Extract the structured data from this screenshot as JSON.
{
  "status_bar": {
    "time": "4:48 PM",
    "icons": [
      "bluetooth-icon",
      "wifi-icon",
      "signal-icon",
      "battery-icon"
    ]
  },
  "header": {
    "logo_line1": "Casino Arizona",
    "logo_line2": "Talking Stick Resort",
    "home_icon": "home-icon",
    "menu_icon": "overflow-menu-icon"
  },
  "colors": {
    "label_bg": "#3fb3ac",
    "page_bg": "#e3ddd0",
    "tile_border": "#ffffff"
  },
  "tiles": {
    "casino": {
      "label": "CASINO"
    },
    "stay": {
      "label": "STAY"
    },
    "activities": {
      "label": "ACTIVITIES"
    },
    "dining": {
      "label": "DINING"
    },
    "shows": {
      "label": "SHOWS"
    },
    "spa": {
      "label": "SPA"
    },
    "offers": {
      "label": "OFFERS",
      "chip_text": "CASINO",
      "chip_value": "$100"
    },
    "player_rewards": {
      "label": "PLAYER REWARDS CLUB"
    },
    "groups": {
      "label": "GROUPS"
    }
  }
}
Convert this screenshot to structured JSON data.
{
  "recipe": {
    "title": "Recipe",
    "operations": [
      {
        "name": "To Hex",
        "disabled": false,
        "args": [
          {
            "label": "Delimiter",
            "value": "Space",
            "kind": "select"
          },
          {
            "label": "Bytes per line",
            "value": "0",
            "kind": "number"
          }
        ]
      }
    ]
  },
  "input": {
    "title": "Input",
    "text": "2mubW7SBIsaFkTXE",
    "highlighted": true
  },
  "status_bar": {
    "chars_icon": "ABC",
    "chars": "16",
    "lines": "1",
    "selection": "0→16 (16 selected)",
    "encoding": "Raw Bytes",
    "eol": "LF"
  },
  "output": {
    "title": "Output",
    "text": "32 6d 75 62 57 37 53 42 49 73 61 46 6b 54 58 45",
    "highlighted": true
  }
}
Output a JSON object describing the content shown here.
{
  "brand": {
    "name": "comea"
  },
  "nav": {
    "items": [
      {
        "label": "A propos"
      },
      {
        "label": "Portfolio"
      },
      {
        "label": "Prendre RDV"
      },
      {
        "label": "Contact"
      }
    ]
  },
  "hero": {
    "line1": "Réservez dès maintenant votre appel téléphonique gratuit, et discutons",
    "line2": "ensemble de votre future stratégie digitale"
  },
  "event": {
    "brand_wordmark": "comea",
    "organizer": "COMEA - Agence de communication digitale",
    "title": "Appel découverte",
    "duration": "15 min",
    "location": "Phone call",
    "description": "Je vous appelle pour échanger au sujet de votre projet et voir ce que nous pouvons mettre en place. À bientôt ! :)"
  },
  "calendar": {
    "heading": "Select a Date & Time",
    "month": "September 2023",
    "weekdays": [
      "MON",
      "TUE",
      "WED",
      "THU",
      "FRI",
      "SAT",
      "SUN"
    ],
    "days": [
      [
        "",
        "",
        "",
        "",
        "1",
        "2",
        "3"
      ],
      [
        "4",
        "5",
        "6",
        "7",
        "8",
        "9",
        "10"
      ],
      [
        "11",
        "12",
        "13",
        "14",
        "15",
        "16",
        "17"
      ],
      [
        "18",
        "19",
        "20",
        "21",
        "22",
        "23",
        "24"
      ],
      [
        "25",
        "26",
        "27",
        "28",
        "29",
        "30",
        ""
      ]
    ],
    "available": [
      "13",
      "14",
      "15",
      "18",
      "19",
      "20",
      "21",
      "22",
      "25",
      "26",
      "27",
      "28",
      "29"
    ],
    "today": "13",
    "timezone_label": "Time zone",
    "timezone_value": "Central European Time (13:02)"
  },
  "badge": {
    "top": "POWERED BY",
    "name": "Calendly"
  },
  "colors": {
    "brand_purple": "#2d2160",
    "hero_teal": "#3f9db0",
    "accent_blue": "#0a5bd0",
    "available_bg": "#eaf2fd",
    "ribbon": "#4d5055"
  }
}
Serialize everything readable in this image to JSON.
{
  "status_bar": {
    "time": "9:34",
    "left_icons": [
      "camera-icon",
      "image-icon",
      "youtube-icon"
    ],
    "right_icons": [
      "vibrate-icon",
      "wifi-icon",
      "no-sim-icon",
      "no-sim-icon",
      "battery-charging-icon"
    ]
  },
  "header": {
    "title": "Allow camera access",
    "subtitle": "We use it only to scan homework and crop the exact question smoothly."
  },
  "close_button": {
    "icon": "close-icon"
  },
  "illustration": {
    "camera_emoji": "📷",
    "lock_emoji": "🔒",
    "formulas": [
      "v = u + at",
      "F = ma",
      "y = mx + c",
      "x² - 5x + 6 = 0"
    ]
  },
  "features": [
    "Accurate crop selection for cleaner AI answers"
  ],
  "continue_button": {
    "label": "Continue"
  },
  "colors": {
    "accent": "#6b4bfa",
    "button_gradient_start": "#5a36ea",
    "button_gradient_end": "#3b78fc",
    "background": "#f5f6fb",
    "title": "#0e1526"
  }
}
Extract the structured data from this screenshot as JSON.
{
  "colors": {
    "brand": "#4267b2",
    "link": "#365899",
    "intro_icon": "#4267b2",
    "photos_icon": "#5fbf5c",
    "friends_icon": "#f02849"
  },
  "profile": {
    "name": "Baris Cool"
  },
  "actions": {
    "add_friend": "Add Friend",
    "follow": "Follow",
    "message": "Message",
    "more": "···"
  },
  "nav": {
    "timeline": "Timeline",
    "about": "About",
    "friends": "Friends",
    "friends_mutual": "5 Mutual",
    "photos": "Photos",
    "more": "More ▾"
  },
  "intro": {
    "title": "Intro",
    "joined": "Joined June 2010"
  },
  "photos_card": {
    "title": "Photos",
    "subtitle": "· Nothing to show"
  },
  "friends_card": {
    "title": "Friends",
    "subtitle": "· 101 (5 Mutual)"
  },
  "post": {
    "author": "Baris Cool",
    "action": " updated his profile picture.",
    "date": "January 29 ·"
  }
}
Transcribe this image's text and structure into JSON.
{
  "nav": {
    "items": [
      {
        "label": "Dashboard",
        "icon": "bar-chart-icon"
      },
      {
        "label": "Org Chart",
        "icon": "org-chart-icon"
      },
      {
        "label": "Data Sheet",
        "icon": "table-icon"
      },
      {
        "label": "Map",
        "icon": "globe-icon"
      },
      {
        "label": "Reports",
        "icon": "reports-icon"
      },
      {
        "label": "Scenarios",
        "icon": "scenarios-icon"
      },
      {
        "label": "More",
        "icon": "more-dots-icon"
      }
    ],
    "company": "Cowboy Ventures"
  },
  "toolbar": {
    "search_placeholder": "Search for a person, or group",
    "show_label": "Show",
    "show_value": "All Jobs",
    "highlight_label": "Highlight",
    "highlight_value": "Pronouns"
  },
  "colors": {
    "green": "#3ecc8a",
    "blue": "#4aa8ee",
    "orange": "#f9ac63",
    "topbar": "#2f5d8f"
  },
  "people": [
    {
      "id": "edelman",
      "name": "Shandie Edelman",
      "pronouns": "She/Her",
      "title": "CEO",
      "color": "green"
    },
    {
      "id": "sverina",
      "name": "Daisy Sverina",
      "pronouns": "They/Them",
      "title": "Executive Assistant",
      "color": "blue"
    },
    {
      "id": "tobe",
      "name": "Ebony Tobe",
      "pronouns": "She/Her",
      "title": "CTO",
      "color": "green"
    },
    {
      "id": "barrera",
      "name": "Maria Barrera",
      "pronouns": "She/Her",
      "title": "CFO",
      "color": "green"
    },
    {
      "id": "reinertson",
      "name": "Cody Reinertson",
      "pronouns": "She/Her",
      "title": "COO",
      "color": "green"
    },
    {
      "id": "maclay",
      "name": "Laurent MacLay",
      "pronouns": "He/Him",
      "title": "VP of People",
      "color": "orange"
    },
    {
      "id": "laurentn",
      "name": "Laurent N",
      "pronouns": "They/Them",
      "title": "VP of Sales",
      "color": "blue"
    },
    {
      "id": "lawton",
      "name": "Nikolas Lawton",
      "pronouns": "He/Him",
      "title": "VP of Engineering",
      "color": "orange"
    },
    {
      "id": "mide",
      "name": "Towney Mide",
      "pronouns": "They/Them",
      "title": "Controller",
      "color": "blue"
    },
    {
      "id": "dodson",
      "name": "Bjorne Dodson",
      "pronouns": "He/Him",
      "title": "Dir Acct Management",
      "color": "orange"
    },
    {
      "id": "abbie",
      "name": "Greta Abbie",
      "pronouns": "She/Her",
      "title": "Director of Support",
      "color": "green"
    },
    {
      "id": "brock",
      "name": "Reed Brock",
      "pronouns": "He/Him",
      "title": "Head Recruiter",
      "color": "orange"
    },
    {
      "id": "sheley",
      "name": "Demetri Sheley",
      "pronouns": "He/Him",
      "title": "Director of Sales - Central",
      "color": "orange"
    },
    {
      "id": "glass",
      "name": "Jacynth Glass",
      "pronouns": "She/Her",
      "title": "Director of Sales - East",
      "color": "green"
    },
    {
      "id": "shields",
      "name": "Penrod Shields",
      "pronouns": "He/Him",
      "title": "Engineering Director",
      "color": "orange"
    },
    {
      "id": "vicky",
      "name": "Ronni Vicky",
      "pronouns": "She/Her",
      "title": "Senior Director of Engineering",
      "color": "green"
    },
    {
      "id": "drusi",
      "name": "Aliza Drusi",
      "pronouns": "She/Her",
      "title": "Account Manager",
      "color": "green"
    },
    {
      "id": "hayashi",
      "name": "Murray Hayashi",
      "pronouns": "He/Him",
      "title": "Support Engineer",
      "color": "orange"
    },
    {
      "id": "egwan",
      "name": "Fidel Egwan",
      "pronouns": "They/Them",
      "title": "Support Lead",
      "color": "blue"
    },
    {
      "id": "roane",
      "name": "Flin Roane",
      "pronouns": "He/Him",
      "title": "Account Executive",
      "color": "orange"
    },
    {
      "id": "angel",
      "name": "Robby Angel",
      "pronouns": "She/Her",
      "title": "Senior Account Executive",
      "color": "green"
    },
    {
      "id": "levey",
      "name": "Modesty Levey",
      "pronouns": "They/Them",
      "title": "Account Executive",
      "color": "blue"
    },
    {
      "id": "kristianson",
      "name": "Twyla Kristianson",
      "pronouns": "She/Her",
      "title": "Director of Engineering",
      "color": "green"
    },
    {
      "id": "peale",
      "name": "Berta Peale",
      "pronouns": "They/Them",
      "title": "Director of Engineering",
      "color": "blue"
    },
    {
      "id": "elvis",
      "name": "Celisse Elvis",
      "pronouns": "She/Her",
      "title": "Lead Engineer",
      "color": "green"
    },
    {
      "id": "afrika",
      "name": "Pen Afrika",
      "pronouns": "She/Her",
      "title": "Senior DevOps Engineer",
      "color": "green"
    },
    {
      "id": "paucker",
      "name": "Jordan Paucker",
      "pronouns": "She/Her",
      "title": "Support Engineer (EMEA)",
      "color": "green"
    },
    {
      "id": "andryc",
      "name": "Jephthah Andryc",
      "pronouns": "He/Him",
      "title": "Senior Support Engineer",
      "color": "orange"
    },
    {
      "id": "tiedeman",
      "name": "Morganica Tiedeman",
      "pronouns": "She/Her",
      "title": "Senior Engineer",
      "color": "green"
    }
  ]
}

## Short problem
Gather each line in the entries above where the string "Senior" is found.

## Response below
      "title": "Senior Director of Engineering",
      "title": "Senior Account Executive",
      "title": "Senior DevOps Engineer",
      "title": "Senior Support Engineer",
      "title": "Senior Engineer",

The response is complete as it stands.